### [TO BE DONE]
What lines of the data include the string "application"? Copy them all.

### [SUPPLIED MATERIAL]
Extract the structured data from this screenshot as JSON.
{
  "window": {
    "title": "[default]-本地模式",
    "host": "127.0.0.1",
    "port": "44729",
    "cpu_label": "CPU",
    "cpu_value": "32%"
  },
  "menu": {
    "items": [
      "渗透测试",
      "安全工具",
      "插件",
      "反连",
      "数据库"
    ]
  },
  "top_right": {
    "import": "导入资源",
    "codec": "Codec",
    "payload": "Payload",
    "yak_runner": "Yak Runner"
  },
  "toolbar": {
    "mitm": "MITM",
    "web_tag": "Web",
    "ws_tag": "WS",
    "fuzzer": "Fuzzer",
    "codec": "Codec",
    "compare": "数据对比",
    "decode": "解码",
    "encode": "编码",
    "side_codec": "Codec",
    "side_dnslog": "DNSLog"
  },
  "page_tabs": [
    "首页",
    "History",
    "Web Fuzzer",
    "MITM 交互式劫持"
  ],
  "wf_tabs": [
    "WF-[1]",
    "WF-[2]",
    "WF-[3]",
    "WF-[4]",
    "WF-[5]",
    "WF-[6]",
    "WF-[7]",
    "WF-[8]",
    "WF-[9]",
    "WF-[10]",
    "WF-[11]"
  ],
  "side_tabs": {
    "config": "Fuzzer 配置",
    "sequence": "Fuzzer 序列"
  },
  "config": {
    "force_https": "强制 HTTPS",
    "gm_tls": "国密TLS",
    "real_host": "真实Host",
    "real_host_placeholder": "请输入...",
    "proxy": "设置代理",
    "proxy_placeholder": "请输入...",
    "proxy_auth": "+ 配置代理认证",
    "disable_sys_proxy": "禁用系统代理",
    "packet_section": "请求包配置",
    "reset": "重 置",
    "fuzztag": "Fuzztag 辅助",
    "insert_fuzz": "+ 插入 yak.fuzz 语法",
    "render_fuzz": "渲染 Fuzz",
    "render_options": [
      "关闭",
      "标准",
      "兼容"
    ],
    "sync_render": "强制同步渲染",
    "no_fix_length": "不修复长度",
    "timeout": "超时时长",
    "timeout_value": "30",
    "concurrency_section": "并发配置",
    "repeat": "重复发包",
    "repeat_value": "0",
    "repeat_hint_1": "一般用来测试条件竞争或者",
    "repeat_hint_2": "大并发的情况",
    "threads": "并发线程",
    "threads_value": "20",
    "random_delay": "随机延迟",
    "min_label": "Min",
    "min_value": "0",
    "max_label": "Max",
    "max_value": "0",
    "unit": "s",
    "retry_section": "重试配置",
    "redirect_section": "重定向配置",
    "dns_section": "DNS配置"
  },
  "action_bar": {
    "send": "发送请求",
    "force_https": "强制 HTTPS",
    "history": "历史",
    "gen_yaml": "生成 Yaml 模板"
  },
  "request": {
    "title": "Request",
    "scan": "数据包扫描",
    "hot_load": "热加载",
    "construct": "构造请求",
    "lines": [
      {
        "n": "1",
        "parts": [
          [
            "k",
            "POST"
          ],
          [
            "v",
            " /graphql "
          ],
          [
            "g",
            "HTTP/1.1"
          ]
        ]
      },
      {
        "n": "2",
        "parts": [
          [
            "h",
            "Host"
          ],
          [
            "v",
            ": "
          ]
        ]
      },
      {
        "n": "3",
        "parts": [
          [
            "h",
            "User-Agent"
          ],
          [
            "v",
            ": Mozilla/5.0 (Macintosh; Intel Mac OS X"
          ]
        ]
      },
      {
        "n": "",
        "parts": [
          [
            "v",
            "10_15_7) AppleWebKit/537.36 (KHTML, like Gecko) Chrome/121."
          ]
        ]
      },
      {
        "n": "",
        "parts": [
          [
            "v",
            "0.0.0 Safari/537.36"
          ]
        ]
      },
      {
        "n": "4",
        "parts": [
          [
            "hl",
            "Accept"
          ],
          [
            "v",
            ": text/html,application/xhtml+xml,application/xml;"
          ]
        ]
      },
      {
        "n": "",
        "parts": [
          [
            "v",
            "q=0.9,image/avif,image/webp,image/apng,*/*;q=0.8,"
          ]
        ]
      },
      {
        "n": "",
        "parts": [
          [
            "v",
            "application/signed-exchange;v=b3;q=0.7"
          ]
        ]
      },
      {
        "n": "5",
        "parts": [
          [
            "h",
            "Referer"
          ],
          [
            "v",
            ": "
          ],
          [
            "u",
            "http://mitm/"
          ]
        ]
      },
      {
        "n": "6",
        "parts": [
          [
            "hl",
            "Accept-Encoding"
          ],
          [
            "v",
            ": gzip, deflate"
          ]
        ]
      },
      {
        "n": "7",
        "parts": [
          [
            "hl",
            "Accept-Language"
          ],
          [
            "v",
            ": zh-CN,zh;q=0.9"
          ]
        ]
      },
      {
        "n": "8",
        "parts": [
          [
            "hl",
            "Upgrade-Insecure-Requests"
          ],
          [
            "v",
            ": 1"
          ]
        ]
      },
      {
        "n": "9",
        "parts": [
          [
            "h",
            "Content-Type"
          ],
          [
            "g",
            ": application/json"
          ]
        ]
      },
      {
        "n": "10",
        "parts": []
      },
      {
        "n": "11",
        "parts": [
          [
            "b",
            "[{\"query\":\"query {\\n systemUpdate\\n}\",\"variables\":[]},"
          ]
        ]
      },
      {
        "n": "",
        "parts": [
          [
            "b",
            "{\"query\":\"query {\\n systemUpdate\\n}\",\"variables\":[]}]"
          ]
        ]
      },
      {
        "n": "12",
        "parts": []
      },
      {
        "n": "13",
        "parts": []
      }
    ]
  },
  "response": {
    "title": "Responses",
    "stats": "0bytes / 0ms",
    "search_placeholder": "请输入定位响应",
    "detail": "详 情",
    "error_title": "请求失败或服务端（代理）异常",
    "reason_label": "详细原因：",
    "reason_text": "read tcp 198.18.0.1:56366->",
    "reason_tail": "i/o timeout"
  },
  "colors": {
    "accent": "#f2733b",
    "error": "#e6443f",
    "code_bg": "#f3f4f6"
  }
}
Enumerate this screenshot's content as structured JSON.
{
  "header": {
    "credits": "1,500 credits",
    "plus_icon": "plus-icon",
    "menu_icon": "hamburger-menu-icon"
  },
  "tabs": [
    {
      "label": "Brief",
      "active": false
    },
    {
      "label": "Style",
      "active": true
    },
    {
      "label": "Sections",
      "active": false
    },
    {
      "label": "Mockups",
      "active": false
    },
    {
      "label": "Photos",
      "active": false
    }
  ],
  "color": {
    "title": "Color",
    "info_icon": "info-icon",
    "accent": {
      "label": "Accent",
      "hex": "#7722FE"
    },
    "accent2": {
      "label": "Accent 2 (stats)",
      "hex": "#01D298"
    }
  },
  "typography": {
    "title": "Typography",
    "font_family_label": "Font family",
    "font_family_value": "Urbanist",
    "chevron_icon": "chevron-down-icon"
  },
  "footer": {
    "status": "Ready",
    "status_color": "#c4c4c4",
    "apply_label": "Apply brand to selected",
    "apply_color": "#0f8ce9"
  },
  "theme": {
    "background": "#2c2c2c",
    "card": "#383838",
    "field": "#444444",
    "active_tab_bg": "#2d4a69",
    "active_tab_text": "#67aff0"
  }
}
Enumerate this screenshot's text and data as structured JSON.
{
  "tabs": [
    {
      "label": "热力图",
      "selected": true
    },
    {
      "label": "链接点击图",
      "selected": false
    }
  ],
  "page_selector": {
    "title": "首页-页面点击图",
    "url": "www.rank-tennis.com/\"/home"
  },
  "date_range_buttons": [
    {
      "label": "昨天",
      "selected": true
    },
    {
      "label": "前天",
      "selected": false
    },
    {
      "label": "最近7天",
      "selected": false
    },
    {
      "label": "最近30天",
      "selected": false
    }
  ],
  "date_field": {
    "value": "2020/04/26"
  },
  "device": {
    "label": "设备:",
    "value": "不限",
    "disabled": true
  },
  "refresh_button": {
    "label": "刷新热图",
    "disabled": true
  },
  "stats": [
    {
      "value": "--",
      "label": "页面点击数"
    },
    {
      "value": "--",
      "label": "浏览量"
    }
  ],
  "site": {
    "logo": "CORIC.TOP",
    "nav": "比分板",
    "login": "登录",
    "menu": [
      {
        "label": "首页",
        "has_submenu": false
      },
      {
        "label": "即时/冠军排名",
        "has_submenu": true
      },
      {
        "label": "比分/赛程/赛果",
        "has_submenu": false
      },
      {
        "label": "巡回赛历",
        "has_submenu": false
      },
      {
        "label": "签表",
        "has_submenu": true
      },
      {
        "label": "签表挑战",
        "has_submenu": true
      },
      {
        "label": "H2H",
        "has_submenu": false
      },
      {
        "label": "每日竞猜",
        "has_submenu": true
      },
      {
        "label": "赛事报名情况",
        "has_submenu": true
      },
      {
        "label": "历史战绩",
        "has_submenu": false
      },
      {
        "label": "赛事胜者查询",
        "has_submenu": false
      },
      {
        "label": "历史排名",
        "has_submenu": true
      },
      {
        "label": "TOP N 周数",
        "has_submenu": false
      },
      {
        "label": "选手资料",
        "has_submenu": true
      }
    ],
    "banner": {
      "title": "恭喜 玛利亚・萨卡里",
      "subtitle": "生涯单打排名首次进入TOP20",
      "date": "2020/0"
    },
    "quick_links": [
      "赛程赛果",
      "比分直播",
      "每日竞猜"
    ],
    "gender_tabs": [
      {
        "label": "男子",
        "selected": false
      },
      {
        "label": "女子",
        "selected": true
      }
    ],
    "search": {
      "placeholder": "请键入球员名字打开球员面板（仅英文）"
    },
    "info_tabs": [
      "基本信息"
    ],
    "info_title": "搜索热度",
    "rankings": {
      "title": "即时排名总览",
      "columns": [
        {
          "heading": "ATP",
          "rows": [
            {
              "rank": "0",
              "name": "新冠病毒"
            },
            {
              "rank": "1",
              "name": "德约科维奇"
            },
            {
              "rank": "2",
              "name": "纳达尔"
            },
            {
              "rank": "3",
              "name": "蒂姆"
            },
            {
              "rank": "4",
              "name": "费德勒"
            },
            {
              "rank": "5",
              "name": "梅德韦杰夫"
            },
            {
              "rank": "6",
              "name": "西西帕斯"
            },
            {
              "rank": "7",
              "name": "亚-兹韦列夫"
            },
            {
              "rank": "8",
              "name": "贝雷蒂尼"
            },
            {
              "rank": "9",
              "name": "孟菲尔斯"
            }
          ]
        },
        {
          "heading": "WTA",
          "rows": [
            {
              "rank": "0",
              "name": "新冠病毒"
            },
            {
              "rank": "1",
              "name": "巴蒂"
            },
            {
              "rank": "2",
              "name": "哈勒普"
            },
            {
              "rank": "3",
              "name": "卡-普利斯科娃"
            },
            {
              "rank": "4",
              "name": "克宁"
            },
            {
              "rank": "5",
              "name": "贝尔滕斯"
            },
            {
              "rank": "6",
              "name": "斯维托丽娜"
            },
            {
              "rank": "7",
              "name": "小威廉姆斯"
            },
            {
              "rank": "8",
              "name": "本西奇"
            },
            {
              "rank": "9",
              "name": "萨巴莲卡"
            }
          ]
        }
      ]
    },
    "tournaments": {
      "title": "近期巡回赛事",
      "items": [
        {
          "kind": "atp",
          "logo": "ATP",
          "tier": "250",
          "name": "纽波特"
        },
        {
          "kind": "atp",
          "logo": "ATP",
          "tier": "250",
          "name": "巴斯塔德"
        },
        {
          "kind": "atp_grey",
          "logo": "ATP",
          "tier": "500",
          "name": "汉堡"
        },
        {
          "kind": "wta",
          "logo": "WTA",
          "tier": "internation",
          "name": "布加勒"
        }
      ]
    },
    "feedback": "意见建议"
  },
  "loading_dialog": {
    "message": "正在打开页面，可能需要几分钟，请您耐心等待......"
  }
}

### [THE OUTPUT]
            ": text/html,application/xhtml+xml,application/xml;"
            "application/signed-exchange;v=b3;q=0.7"
            ": application/json"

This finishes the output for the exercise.